§ **REQUIREMENT**:
Read through the records below and copy each line that uses the word "HALCÓN".
* BEGIN *
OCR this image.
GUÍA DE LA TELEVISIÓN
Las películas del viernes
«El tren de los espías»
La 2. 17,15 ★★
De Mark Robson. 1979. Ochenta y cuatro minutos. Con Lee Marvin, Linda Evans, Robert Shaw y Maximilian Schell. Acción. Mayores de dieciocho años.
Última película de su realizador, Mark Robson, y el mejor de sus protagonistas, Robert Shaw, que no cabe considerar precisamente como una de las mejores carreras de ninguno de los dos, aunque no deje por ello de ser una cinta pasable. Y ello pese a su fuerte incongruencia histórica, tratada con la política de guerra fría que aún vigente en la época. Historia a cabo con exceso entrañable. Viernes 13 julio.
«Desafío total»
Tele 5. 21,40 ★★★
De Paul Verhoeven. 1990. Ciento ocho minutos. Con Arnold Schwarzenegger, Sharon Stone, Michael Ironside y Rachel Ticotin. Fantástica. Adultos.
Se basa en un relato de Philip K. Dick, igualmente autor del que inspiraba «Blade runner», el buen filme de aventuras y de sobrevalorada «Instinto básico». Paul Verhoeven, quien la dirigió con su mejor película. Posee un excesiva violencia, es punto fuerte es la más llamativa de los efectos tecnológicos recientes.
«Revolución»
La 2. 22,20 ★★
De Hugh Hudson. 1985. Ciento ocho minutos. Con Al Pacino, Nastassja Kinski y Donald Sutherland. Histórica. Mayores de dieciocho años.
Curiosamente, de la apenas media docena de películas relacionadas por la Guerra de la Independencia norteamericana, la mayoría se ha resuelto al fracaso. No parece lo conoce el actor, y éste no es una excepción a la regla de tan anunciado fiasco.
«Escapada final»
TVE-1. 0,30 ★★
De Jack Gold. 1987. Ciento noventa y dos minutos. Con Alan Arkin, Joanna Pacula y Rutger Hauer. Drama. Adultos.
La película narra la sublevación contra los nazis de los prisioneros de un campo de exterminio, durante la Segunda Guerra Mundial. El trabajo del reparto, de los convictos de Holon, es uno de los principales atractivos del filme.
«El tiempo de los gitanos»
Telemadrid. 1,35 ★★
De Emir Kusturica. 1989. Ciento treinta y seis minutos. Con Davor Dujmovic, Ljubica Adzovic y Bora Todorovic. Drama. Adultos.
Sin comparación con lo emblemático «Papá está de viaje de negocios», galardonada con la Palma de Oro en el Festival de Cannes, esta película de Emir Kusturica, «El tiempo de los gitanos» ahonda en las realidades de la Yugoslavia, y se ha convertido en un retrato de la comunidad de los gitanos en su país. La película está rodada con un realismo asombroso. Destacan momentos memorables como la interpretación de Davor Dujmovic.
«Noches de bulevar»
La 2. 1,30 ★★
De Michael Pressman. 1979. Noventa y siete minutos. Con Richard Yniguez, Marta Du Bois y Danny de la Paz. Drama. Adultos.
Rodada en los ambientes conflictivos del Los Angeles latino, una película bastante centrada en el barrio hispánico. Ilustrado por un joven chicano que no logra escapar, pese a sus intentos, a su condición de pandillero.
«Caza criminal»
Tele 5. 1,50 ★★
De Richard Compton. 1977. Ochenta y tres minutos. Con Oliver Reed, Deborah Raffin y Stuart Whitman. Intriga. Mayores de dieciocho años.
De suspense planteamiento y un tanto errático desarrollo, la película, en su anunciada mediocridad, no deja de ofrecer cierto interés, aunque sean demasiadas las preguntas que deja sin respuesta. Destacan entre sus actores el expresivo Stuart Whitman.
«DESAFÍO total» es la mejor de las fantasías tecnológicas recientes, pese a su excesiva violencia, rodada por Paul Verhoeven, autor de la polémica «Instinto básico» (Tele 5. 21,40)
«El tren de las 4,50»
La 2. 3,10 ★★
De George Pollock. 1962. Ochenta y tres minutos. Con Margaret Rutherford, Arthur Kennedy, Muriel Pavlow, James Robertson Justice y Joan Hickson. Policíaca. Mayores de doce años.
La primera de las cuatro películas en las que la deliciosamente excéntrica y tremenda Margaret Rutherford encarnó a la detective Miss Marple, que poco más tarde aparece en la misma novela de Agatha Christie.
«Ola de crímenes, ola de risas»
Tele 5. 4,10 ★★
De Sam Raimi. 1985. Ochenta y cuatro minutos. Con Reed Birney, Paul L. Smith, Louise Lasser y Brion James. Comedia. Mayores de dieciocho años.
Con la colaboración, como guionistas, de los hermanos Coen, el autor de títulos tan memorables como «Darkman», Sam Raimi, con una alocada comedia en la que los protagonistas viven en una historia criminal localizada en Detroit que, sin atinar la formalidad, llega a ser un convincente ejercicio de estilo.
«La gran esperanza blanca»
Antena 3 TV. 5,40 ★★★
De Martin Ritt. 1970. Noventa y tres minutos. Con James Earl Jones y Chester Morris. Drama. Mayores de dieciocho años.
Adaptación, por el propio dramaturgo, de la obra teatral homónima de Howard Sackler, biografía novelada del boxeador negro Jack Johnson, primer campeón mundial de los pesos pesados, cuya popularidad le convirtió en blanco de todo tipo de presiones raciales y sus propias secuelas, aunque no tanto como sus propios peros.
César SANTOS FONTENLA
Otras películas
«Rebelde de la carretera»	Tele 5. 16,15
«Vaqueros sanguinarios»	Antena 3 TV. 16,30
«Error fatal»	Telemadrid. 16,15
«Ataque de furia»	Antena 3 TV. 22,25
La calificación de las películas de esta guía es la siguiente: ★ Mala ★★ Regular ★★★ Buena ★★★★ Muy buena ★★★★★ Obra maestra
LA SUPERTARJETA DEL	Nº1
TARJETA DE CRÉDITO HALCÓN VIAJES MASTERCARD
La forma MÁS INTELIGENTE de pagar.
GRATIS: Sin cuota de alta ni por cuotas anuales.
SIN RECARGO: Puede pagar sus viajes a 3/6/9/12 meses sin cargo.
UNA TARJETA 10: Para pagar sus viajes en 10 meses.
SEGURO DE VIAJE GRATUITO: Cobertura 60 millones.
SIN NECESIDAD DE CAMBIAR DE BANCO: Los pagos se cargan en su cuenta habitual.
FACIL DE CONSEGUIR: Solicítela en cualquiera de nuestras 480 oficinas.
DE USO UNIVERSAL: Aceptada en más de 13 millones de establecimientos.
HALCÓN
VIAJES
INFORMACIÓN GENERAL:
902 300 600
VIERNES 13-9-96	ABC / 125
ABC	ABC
* END *
§ **THE SOLUTION**:
TARJETA DE CRÉDITO HALCÓN VIAJES MASTERCARD
HALCÓN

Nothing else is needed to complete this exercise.